- [Input material]:
§

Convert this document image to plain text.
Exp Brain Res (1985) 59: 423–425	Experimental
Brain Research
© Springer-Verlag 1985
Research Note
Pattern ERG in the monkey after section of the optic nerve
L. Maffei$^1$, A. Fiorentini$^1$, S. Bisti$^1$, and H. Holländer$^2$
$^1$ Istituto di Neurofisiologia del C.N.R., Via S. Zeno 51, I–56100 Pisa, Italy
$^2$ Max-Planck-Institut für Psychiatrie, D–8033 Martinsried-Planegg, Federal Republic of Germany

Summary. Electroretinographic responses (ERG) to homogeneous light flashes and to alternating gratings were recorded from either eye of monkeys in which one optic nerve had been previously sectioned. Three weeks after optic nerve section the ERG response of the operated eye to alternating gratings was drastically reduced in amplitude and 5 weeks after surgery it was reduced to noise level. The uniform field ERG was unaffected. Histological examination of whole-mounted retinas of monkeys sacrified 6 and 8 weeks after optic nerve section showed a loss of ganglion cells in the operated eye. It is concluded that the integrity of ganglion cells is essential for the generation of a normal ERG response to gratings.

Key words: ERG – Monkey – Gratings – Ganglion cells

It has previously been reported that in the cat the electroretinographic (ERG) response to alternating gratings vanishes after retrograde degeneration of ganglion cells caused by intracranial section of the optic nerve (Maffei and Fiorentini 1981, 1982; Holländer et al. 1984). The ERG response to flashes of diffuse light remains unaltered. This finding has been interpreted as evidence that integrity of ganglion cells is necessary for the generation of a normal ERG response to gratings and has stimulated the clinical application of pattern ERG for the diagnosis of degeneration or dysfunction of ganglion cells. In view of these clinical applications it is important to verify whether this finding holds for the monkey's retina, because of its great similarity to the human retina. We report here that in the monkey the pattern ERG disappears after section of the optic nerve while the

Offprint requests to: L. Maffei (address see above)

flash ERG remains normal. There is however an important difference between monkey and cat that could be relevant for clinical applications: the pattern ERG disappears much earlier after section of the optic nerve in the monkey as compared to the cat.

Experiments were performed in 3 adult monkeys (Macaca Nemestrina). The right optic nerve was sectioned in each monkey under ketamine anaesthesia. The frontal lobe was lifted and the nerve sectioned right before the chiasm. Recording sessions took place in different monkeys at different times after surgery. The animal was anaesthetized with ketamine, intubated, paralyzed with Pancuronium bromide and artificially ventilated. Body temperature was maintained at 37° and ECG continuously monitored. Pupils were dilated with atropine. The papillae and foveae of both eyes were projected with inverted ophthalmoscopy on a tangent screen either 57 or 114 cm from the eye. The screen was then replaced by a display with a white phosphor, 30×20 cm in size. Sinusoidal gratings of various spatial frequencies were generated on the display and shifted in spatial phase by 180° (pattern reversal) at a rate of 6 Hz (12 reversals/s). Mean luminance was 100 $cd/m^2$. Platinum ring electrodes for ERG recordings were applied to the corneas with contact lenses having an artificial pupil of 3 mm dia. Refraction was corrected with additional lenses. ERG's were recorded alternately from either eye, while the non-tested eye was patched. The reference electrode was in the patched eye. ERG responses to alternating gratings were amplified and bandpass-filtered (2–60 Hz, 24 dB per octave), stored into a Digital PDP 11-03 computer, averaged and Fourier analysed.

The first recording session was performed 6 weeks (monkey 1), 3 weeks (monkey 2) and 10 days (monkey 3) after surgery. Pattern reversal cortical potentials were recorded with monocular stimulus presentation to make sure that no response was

§

- [What the task requires]:
Nothing in the records above may be left out; repeat them exactly.

- [Response box]:
Convert this document image to plain text.
Exp Brain Res (1985) 59: 423–425	Experimental
Brain Research
© Springer-Verlag 1985
Research Note
Pattern ERG in the monkey after section of the optic nerve
L. Maffei$^1$, A. Fiorentini$^1$, S. Bisti$^1$, and H. Holländer$^2$
$^1$ Istituto di Neurofisiologia del C.N.R., Via S. Zeno 51, I–56100 Pisa, Italy
$^2$ Max-Planck-Institut für Psychiatrie, D–8033 Martinsried-Planegg, Federal Republic of Germany

Summary. Electroretinographic responses (ERG) to homogeneous light flashes and to alternating gratings were recorded from either eye of monkeys in which one optic nerve had been previously sectioned. Three weeks after optic nerve section the ERG response of the operated eye to alternating gratings was drastically reduced in amplitude and 5 weeks after surgery it was reduced to noise level. The uniform field ERG was unaffected. Histological examination of whole-mounted retinas of monkeys sacrified 6 and 8 weeks after optic nerve section showed a loss of ganglion cells in the operated eye. It is concluded that the integrity of ganglion cells is essential for the generation of a normal ERG response to gratings.

Key words: ERG – Monkey – Gratings – Ganglion cells

It has previously been reported that in the cat the electroretinographic (ERG) response to alternating gratings vanishes after retrograde degeneration of ganglion cells caused by intracranial section of the optic nerve (Maffei and Fiorentini 1981, 1982; Holländer et al. 1984). The ERG response to flashes of diffuse light remains unaltered. This finding has been interpreted as evidence that integrity of ganglion cells is necessary for the generation of a normal ERG response to gratings and has stimulated the clinical application of pattern ERG for the diagnosis of degeneration or dysfunction of ganglion cells. In view of these clinical applications it is important to verify whether this finding holds for the monkey's retina, because of its great similarity to the human retina. We report here that in the monkey the pattern ERG disappears after section of the optic nerve while the

Offprint requests to: L. Maffei (address see above)

flash ERG remains normal. There is however an important difference between monkey and cat that could be relevant for clinical applications: the pattern ERG disappears much earlier after section of the optic nerve in the monkey as compared to the cat.

Experiments were performed in 3 adult monkeys (Macaca Nemestrina). The right optic nerve was sectioned in each monkey under ketamine anaesthesia. The frontal lobe was lifted and the nerve sectioned right before the chiasm. Recording sessions took place in different monkeys at different times after surgery. The animal was anaesthetized with ketamine, intubated, paralyzed with Pancuronium bromide and artificially ventilated. Body temperature was maintained at 37° and ECG continuously monitored. Pupils were dilated with atropine. The papillae and foveae of both eyes were projected with inverted ophthalmoscopy on a tangent screen either 57 or 114 cm from the eye. The screen was then replaced by a display with a white phosphor, 30×20 cm in size. Sinusoidal gratings of various spatial frequencies were generated on the display and shifted in spatial phase by 180° (pattern reversal) at a rate of 6 Hz (12 reversals/s). Mean luminance was 100 $cd/m^2$. Platinum ring electrodes for ERG recordings were applied to the corneas with contact lenses having an artificial pupil of 3 mm dia. Refraction was corrected with additional lenses. ERG's were recorded alternately from either eye, while the non-tested eye was patched. The reference electrode was in the patched eye. ERG responses to alternating gratings were amplified and bandpass-filtered (2–60 Hz, 24 dB per octave), stored into a Digital PDP 11-03 computer, averaged and Fourier analysed.

The first recording session was performed 6 weeks (monkey 1), 3 weeks (monkey 2) and 10 days (monkey 3) after surgery. Pattern reversal cortical potentials were recorded with monocular stimulus presentation to make sure that no response was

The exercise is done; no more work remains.